ENTRIES SHOWN start
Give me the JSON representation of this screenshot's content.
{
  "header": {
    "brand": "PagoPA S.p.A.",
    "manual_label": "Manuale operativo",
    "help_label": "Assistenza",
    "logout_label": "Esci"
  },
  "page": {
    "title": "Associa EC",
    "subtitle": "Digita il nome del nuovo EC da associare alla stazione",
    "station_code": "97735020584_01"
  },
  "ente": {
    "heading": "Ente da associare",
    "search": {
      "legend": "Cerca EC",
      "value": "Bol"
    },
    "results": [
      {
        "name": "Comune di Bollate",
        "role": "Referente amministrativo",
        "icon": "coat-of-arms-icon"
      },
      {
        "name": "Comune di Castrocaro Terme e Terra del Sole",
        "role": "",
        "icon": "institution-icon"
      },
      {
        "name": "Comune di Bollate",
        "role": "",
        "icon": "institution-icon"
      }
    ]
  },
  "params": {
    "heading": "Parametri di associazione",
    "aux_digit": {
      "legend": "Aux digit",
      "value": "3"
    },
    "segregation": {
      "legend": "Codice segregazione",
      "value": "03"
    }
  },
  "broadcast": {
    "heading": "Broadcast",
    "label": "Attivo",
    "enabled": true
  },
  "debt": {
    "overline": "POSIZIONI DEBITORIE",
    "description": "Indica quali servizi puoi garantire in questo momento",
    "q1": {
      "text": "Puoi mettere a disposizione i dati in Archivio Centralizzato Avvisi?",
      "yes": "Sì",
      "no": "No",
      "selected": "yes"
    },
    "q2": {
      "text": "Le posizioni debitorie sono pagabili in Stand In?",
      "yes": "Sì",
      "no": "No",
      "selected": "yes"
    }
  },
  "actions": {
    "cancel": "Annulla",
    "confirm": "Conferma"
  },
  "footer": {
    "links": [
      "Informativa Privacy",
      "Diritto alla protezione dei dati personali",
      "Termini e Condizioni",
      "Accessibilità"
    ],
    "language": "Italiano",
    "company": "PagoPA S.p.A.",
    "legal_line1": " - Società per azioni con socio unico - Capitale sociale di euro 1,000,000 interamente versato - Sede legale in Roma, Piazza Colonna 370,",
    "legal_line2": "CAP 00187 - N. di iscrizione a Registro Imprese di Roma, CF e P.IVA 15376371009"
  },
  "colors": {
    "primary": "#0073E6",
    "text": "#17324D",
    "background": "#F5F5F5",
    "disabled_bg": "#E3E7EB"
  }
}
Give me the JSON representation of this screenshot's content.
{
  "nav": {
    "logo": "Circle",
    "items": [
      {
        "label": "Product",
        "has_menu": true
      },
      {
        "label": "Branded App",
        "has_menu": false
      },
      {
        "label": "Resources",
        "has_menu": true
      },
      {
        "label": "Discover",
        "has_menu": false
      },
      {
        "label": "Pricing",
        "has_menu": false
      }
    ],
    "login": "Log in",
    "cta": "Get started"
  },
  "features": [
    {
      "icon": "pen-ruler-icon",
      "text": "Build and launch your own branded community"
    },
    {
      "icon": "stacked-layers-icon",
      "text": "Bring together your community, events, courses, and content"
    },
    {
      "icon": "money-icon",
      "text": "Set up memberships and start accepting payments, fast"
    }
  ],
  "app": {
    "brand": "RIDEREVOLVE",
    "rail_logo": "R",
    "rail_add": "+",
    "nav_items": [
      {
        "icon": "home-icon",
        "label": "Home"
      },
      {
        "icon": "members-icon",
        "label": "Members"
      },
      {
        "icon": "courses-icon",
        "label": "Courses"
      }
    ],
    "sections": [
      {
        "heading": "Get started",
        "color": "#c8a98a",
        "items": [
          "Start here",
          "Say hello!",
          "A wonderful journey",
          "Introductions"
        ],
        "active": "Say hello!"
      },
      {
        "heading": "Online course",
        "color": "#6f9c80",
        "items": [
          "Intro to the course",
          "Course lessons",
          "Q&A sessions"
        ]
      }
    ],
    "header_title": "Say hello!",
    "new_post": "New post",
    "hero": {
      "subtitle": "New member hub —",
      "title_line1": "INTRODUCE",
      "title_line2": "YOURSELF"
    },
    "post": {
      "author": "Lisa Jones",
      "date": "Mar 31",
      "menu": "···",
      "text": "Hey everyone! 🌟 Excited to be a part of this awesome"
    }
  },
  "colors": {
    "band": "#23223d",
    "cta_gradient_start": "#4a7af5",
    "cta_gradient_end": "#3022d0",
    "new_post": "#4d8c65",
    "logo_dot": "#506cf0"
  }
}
ENTRIES SHOWN end
◆ **OBJECTIVE**: Extract all the entries word for word.

◆ **RESPONSE TO THIS TASK**:
Give me the JSON representation of this screenshot's content.
{
  "header": {
    "brand": "PagoPA S.p.A.",
    "manual_label": "Manuale operativo",
    "help_label": "Assistenza",
    "logout_label": "Esci"
  },
  "page": {
    "title": "Associa EC",
    "subtitle": "Digita il nome del nuovo EC da associare alla stazione",
    "station_code": "97735020584_01"
  },
  "ente": {
    "heading": "Ente da associare",
    "search": {
      "legend": "Cerca EC",
      "value": "Bol"
    },
    "results": [
      {
        "name": "Comune di Bollate",
        "role": "Referente amministrativo",
        "icon": "coat-of-arms-icon"
      },
      {
        "name": "Comune di Castrocaro Terme e Terra del Sole",
        "role": "",
        "icon": "institution-icon"
      },
      {
        "name": "Comune di Bollate",
        "role": "",
        "icon": "institution-icon"
      }
    ]
  },
  "params": {
    "heading": "Parametri di associazione",
    "aux_digit": {
      "legend": "Aux digit",
      "value": "3"
    },
    "segregation": {
      "legend": "Codice segregazione",
      "value": "03"
    }
  },
  "broadcast": {
    "heading": "Broadcast",
    "label": "Attivo",
    "enabled": true
  },
  "debt": {
    "overline": "POSIZIONI DEBITORIE",
    "description": "Indica quali servizi puoi garantire in questo momento",
    "q1": {
      "text": "Puoi mettere a disposizione i dati in Archivio Centralizzato Avvisi?",
      "yes": "Sì",
      "no": "No",
      "selected": "yes"
    },
    "q2": {
      "text": "Le posizioni debitorie sono pagabili in Stand In?",
      "yes": "Sì",
      "no": "No",
      "selected": "yes"
    }
  },
  "actions": {
    "cancel": "Annulla",
    "confirm": "Conferma"
  },
  "footer": {
    "links": [
      "Informativa Privacy",
      "Diritto alla protezione dei dati personali",
      "Termini e Condizioni",
      "Accessibilità"
    ],
    "language": "Italiano",
    "company": "PagoPA S.p.A.",
    "legal_line1": " - Società per azioni con socio unico - Capitale sociale di euro 1,000,000 interamente versato - Sede legale in Roma, Piazza Colonna 370,",
    "legal_line2": "CAP 00187 - N. di iscrizione a Registro Imprese di Roma, CF e P.IVA 15376371009"
  },
  "colors": {
    "primary": "#0073E6",
    "text": "#17324D",
    "background": "#F5F5F5",
    "disabled_bg": "#E3E7EB"
  }
}
Give me the JSON representation of this screenshot's content.
{
  "nav": {
    "logo": "Circle",
    "items": [
      {
        "label": "Product",
        "has_menu": true
      },
      {
        "label": "Branded App",
        "has_menu": false
      },
      {
        "label": "Resources",
        "has_menu": true
      },
      {
        "label": "Discover",
        "has_menu": false
      },
      {
        "label": "Pricing",
        "has_menu": false
      }
    ],
    "login": "Log in",
    "cta": "Get started"
  },
  "features": [
    {
      "icon": "pen-ruler-icon",
      "text": "Build and launch your own branded community"
    },
    {
      "icon": "stacked-layers-icon",
      "text": "Bring together your community, events, courses, and content"
    },
    {
      "icon": "money-icon",
      "text": "Set up memberships and start accepting payments, fast"
    }
  ],
  "app": {
    "brand": "RIDEREVOLVE",
    "rail_logo": "R",
    "rail_add": "+",
    "nav_items": [
      {
        "icon": "home-icon",
        "label": "Home"
      },
      {
        "icon": "members-icon",
        "label": "Members"
      },
      {
        "icon": "courses-icon",
        "label": "Courses"
      }
    ],
    "sections": [
      {
        "heading": "Get started",
        "color": "#c8a98a",
        "items": [
          "Start here",
          "Say hello!",
          "A wonderful journey",
          "Introductions"
        ],
        "active": "Say hello!"
      },
      {
        "heading": "Online course",
        "color": "#6f9c80",
        "items": [
          "Intro to the course",
          "Course lessons",
          "Q&A sessions"
        ]
      }
    ],
    "header_title": "Say hello!",
    "new_post": "New post",
    "hero": {
      "subtitle": "New member hub —",
      "title_line1": "INTRODUCE",
      "title_line2": "YOURSELF"
    },
    "post": {
      "author": "Lisa Jones",
      "date": "Mar 31",
      "menu": "···",
      "text": "Hey everyone! 🌟 Excited to be a part of this awesome"
    }
  },
  "colors": {
    "band": "#23223d",
    "cta_gradient_start": "#4a7af5",
    "cta_gradient_end": "#3022d0",
    "new_post": "#4d8c65",
    "logo_dot": "#506cf0"
  }
}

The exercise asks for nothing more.